Excerpt to read:
•••••

Gautrain still plans 18 more stations - but money is tight due to Covid-19
- The plans for an 149km expansion of the Gautrain are still awaiting approval from Treasury.
- It said this week that “alternative funding options” are being considered.
- The Gautrain Management Agency has proposed that vehicle licence fees and airport taxes as well as VAT be used for the project.
- For more stories, go to www.BusinessInsider.co.za
The plans for an 149km expansion of the Gautrain, which will see it reach Soweto, Lanseria and Mamelodi eventually, are still awaiting approval from Treasury – which this week said “alternative funding options” are being considered.
The coronavirus crisis has wreaked havoc on government’s finances. Government is expecting to this year earn R300 billion less in tax than it had expected, while it has promised to spend R500 billion to help the economy and citizens amid the pandemic. Money is extremely tight, but the Gauteng Management Agent said this week it is still confident the project will continue.
According to the Gautrain Management Agency’s proposed plans, released last year, government would have to contribute around 30% of the multi-billion rand budget needed for the expansion. With the original Gautrain, the government provided almost 90%.
It is hoped that the private sector will contribute 33% with the next planned expansion.
The rest may have to come from national levies such as vehicle licence fees and airport taxes as well as VAT – paid by people across South Africa, whether they use the high-end train system or not, the GMA proposes.
READ | The Gautrain wants to use levies paid by people across South Africa – such as vehicle registration fees – to fund much of its huge planned expansion
But government is already planning tax hikes of R40 billion in the next four years just to help prop up its finances following the coronavirus crisis. The first round of tax hikes will be announced in February.
The first phase of the expansion – which is supposed to start in 2024 - will see the network expand by 32km from Marlboro to Little Falls in Roodepoort. It will also consist of three new stations and an additional maintenance depot.
Phase 2 will see it expand into Soweto. When the expansion is completed, the network will stretch into Boksburg, Lanseria, Irene and Mamelodi.
The GMA says the expansion project is expected to create over 170 000 direct jobs, with Phase 1 being anticipated to secure over 30 000 jobs.
“Phase 1 has been submitted to National Treasury for Treasury Approval 1 (TA1) that will enable the commencement of the procurement phase of the project. The GMA is awaiting feedback on the TA1 application from National Treasury.”

•••••

Copy the Gautrain article from "The rest may" to "the GMA proposes.", swapping "national levies" for "national charges". Work only from the Gautrain article.

Listed records:
•••••

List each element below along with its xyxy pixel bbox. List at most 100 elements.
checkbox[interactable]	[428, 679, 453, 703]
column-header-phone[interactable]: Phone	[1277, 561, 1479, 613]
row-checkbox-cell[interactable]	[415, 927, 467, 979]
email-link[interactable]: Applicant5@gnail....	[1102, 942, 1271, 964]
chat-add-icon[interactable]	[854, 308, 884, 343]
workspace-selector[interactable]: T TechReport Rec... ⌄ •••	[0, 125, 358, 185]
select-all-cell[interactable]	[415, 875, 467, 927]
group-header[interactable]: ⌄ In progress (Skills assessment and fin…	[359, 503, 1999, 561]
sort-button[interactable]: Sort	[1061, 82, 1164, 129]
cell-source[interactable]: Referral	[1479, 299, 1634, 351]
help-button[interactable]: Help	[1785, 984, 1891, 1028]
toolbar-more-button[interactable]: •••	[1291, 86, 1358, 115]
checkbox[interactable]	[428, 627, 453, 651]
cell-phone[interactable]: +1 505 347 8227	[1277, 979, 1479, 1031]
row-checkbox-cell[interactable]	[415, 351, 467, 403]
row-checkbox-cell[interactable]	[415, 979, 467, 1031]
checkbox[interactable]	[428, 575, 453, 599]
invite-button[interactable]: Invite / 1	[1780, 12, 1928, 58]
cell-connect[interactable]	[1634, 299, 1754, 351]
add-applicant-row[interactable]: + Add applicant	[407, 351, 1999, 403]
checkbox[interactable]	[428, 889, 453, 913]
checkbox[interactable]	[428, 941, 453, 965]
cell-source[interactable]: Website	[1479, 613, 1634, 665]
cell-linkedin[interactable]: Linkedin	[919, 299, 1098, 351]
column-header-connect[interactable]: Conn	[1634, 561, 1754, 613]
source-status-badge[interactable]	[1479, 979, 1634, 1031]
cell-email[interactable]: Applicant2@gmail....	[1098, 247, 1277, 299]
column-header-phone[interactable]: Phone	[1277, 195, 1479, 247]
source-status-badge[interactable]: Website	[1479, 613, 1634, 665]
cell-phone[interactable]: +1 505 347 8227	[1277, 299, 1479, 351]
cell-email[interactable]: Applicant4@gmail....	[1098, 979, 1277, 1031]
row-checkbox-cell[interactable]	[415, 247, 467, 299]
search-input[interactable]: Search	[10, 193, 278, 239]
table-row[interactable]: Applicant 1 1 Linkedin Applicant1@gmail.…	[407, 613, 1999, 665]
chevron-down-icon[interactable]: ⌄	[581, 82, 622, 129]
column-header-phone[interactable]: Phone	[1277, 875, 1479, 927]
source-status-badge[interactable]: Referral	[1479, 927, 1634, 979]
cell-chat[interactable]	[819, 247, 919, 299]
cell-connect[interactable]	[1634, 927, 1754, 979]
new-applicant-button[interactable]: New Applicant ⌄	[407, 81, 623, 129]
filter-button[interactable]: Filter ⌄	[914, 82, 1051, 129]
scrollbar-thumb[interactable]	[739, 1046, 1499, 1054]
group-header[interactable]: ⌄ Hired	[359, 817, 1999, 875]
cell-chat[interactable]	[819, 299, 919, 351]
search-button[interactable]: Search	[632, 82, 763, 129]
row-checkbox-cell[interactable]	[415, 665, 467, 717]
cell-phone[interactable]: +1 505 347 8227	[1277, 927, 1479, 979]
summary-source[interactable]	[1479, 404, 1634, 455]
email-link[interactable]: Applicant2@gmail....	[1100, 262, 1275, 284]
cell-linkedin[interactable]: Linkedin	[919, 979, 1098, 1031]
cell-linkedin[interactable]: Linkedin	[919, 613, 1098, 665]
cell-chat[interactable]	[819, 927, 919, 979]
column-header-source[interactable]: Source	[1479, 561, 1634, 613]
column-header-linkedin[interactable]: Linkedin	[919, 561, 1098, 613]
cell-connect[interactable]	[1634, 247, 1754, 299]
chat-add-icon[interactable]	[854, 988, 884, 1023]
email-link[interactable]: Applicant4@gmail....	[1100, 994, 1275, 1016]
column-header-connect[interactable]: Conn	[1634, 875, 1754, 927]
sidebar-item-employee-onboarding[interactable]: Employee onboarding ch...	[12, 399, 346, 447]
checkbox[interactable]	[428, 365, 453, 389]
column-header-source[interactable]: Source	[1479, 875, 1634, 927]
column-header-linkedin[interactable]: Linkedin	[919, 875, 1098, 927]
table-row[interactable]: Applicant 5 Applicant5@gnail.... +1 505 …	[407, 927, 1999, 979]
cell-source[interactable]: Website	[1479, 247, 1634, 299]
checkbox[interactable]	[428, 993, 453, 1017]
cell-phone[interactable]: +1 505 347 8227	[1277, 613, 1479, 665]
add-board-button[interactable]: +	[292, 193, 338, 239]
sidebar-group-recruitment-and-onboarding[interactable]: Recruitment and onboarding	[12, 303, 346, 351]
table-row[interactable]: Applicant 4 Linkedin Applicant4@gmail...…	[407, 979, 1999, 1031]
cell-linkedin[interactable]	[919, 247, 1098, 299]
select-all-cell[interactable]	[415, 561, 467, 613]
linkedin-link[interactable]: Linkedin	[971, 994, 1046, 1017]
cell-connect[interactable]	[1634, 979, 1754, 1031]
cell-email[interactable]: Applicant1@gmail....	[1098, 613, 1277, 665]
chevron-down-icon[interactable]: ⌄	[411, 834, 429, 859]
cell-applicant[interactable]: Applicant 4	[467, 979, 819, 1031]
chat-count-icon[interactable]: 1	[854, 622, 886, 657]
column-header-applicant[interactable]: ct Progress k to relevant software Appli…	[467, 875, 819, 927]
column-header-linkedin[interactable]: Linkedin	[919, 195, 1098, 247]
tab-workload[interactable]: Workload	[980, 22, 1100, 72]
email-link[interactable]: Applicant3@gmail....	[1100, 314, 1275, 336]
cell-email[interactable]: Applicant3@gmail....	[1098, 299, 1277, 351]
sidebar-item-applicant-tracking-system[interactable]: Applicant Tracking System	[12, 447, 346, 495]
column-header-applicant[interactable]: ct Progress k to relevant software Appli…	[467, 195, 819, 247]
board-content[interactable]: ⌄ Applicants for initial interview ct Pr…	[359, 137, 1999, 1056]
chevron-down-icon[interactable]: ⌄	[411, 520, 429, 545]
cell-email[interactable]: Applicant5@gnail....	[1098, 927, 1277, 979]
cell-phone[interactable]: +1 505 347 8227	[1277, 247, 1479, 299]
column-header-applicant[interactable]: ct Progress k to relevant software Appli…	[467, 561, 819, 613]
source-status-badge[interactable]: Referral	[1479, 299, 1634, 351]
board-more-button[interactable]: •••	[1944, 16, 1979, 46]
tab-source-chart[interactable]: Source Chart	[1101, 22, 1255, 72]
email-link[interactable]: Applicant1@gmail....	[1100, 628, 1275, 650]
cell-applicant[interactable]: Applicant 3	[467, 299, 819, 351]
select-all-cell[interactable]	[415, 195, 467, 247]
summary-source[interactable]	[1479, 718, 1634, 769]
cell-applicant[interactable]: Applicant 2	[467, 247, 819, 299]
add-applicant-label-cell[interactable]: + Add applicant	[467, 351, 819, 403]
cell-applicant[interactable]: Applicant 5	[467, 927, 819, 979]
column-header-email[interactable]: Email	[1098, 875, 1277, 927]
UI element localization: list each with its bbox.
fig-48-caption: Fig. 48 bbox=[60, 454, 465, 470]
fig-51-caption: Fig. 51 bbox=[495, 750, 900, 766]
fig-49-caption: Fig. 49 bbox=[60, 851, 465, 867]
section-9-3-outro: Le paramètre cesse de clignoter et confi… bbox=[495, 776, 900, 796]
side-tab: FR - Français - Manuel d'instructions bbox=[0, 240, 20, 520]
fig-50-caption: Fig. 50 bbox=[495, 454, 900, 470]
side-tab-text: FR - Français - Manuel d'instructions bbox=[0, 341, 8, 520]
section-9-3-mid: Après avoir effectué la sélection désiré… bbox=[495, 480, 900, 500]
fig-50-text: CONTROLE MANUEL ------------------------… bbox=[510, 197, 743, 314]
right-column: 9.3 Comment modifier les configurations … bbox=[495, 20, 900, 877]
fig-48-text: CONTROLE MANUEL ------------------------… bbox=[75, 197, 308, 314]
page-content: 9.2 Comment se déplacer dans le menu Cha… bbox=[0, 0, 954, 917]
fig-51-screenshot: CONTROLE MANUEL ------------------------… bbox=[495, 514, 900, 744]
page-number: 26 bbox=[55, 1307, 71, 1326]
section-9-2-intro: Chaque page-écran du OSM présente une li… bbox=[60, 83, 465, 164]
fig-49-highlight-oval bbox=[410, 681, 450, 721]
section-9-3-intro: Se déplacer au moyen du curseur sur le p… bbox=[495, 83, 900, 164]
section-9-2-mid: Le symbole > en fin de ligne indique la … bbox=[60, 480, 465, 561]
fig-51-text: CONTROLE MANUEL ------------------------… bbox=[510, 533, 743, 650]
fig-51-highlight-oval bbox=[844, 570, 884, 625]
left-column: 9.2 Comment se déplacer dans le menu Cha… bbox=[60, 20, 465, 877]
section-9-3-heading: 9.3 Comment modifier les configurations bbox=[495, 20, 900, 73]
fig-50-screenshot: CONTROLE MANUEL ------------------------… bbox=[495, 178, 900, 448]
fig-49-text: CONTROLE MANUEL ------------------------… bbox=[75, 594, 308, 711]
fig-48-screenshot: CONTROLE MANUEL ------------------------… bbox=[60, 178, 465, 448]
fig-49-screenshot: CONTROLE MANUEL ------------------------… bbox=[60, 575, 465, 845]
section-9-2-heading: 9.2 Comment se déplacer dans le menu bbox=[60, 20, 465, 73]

•••••

Reply:
The rest may have to come from national charges such as vehicle licence fees and airport taxes as well as VAT – paid by people across South Africa, whether they use the high-end train system or not, the GMA proposes.